▶ _Aim of the task_: Please output the records below in full, exactly as given, but without the images.
# start of Record excerpts
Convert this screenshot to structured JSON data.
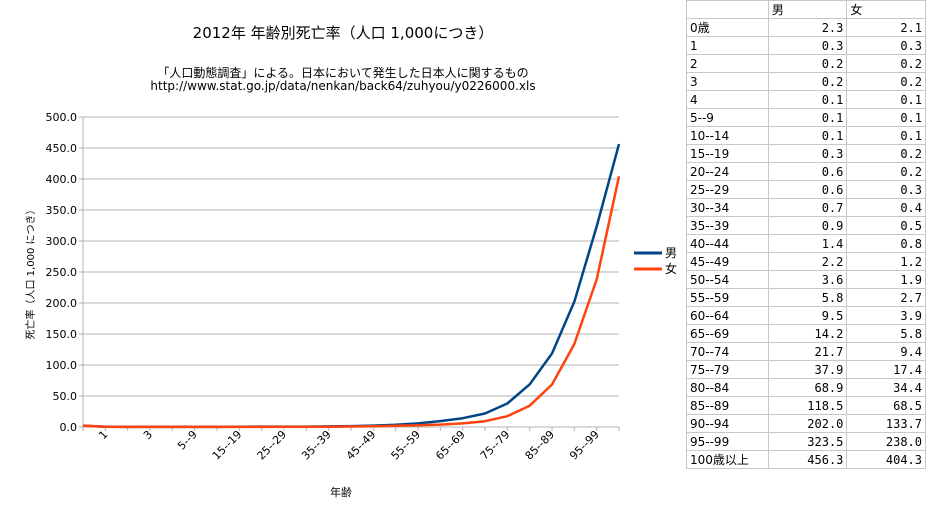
{
  "chart_data": {
    "type": "line",
    "title": "2012年 年齢別死亡率（人口 1,000につき）",
    "subtitle_lines": [
      "「人口動態調査」による。日本において発生した日本人に関するもの",
      "http://www.stat.go.jp/data/nenkan/back64/zuhyou/y0226000.xls"
    ],
    "xlabel": "年齢",
    "ylabel": "死亡率（人口 1,000 につき）",
    "ylim": [
      0,
      500
    ],
    "yticks": [
      "0.0",
      "50.0",
      "100.0",
      "150.0",
      "200.0",
      "250.0",
      "300.0",
      "350.0",
      "400.0",
      "450.0",
      "500.0"
    ],
    "categories": [
      "0歳",
      "1",
      "2",
      "3",
      "4",
      "5--9",
      "10--14",
      "15--19",
      "20--24",
      "25--29",
      "30--34",
      "35--39",
      "40--44",
      "45--49",
      "50--54",
      "55--59",
      "60--64",
      "65--69",
      "70--74",
      "75--79",
      "80--84",
      "85--89",
      "90--94",
      "95--99",
      "100歳以上"
    ],
    "xtick_labels": [
      "1",
      "3",
      "5--9",
      "15--19",
      "25--29",
      "35--39",
      "45--49",
      "55--59",
      "65--69",
      "75--79",
      "85--89",
      "95--99"
    ],
    "xtick_indices": [
      1,
      3,
      5,
      7,
      9,
      11,
      13,
      15,
      17,
      19,
      21,
      23
    ],
    "series": [
      {
        "name": "男",
        "color": "#004586",
        "values": [
          2.3,
          0.3,
          0.2,
          0.2,
          0.1,
          0.1,
          0.1,
          0.3,
          0.6,
          0.6,
          0.7,
          0.9,
          1.4,
          2.2,
          3.6,
          5.8,
          9.5,
          14.2,
          21.7,
          37.9,
          68.9,
          118.5,
          202.0,
          323.5,
          456.3
        ]
      },
      {
        "name": "女",
        "color": "#ff420e",
        "values": [
          2.1,
          0.3,
          0.2,
          0.2,
          0.1,
          0.1,
          0.1,
          0.2,
          0.2,
          0.3,
          0.4,
          0.5,
          0.8,
          1.2,
          1.9,
          2.7,
          3.9,
          5.8,
          9.4,
          17.4,
          34.4,
          68.5,
          133.7,
          238.0,
          404.3
        ]
      }
    ],
    "legend_position": "right",
    "grid": "horizontal"
  },
  "table": {
    "headers": [
      "",
      "男",
      "女"
    ],
    "rows": [
      [
        "0歳",
        "2.3",
        "2.1"
      ],
      [
        "1",
        "0.3",
        "0.3"
      ],
      [
        "2",
        "0.2",
        "0.2"
      ],
      [
        "3",
        "0.2",
        "0.2"
      ],
      [
        "4",
        "0.1",
        "0.1"
      ],
      [
        "5--9",
        "0.1",
        "0.1"
      ],
      [
        "10--14",
        "0.1",
        "0.1"
      ],
      [
        "15--19",
        "0.3",
        "0.2"
      ],
      [
        "20--24",
        "0.6",
        "0.2"
      ],
      [
        "25--29",
        "0.6",
        "0.3"
      ],
      [
        "30--34",
        "0.7",
        "0.4"
      ],
      [
        "35--39",
        "0.9",
        "0.5"
      ],
      [
        "40--44",
        "1.4",
        "0.8"
      ],
      [
        "45--49",
        "2.2",
        "1.2"
      ],
      [
        "50--54",
        "3.6",
        "1.9"
      ],
      [
        "55--59",
        "5.8",
        "2.7"
      ],
      [
        "60--64",
        "9.5",
        "3.9"
      ],
      [
        "65--69",
        "14.2",
        "5.8"
      ],
      [
        "70--74",
        "21.7",
        "9.4"
      ],
      [
        "75--79",
        "37.9",
        "17.4"
      ],
      [
        "80--84",
        "68.9",
        "34.4"
      ],
      [
        "85--89",
        "118.5",
        "68.5"
      ],
      [
        "90--94",
        "202.0",
        "133.7"
      ],
      [
        "95--99",
        "323.5",
        "238.0"
      ],
      [
        "100歳以上",
        "456.3",
        "404.3"
      ]
    ]
  }
}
# end of Record excerpts
▶ _Output of the task_:
Convert this screenshot to structured JSON data.
{
  "chart_data": {
    "type": "line",
    "title": "2012年 年齢別死亡率（人口 1,000につき）",
    "subtitle_lines": [
      "「人口動態調査」による。日本において発生した日本人に関するもの",
      "http://www.stat.go.jp/data/nenkan/back64/zuhyou/y0226000.xls"
    ],
    "xlabel": "年齢",
    "ylabel": "死亡率（人口 1,000 につき）",
    "ylim": [
      0,
      500
    ],
    "yticks": [
      "0.0",
      "50.0",
      "100.0",
      "150.0",
      "200.0",
      "250.0",
      "300.0",
      "350.0",
      "400.0",
      "450.0",
      "500.0"
    ],
    "categories": [
      "0歳",
      "1",
      "2",
      "3",
      "4",
      "5--9",
      "10--14",
      "15--19",
      "20--24",
      "25--29",
      "30--34",
      "35--39",
      "40--44",
      "45--49",
      "50--54",
      "55--59",
      "60--64",
      "65--69",
      "70--74",
      "75--79",
      "80--84",
      "85--89",
      "90--94",
      "95--99",
      "100歳以上"
    ],
    "xtick_labels": [
      "1",
      "3",
      "5--9",
      "15--19",
      "25--29",
      "35--39",
      "45--49",
      "55--59",
      "65--69",
      "75--79",
      "85--89",
      "95--99"
    ],
    "xtick_indices": [
      1,
      3,
      5,
      7,
      9,
      11,
      13,
      15,
      17,
      19,
      21,
      23
    ],
    "series": [
      {
        "name": "男",
        "color": "#004586",
        "values": [
          2.3,
          0.3,
          0.2,
          0.2,
          0.1,
          0.1,
          0.1,
          0.3,
          0.6,
          0.6,
          0.7,
          0.9,
          1.4,
          2.2,
          3.6,
          5.8,
          9.5,
          14.2,
          21.7,
          37.9,
          68.9,
          118.5,
          202.0,
          323.5,
          456.3
        ]
      },
      {
        "name": "女",
        "color": "#ff420e",
        "values": [
          2.1,
          0.3,
          0.2,
          0.2,
          0.1,
          0.1,
          0.1,
          0.2,
          0.2,
          0.3,
          0.4,
          0.5,
          0.8,
          1.2,
          1.9,
          2.7,
          3.9,
          5.8,
          9.4,
          17.4,
          34.4,
          68.5,
          133.7,
          238.0,
          404.3
        ]
      }
    ],
    "legend_position": "right",
    "grid": "horizontal"
  },
  "table": {
    "headers": [
      "",
      "男",
      "女"
    ],
    "rows": [
      [
        "0歳",
        "2.3",
        "2.1"
      ],
      [
        "1",
        "0.3",
        "0.3"
      ],
      [
        "2",
        "0.2",
        "0.2"
      ],
      [
        "3",
        "0.2",
        "0.2"
      ],
      [
        "4",
        "0.1",
        "0.1"
      ],
      [
        "5--9",
        "0.1",
        "0.1"
      ],
      [
        "10--14",
        "0.1",
        "0.1"
      ],
      [
        "15--19",
        "0.3",
        "0.2"
      ],
      [
        "20--24",
        "0.6",
        "0.2"
      ],
      [
        "25--29",
        "0.6",
        "0.3"
      ],
      [
        "30--34",
        "0.7",
        "0.4"
      ],
      [
        "35--39",
        "0.9",
        "0.5"
      ],
      [
        "40--44",
        "1.4",
        "0.8"
      ],
      [
        "45--49",
        "2.2",
        "1.2"
      ],
      [
        "50--54",
        "3.6",
        "1.9"
      ],
      [
        "55--59",
        "5.8",
        "2.7"
      ],
      [
        "60--64",
        "9.5",
        "3.9"
      ],
      [
        "65--69",
        "14.2",
        "5.8"
      ],
      [
        "70--74",
        "21.7",
        "9.4"
      ],
      [
        "75--79",
        "37.9",
        "17.4"
      ],
      [
        "80--84",
        "68.9",
        "34.4"
      ],
      [
        "85--89",
        "118.5",
        "68.5"
      ],
      [
        "90--94",
        "202.0",
        "133.7"
      ],
      [
        "95--99",
        "323.5",
        "238.0"
      ],
      [
        "100歳以上",
        "456.3",
        "404.3"
      ]
    ]
  }
}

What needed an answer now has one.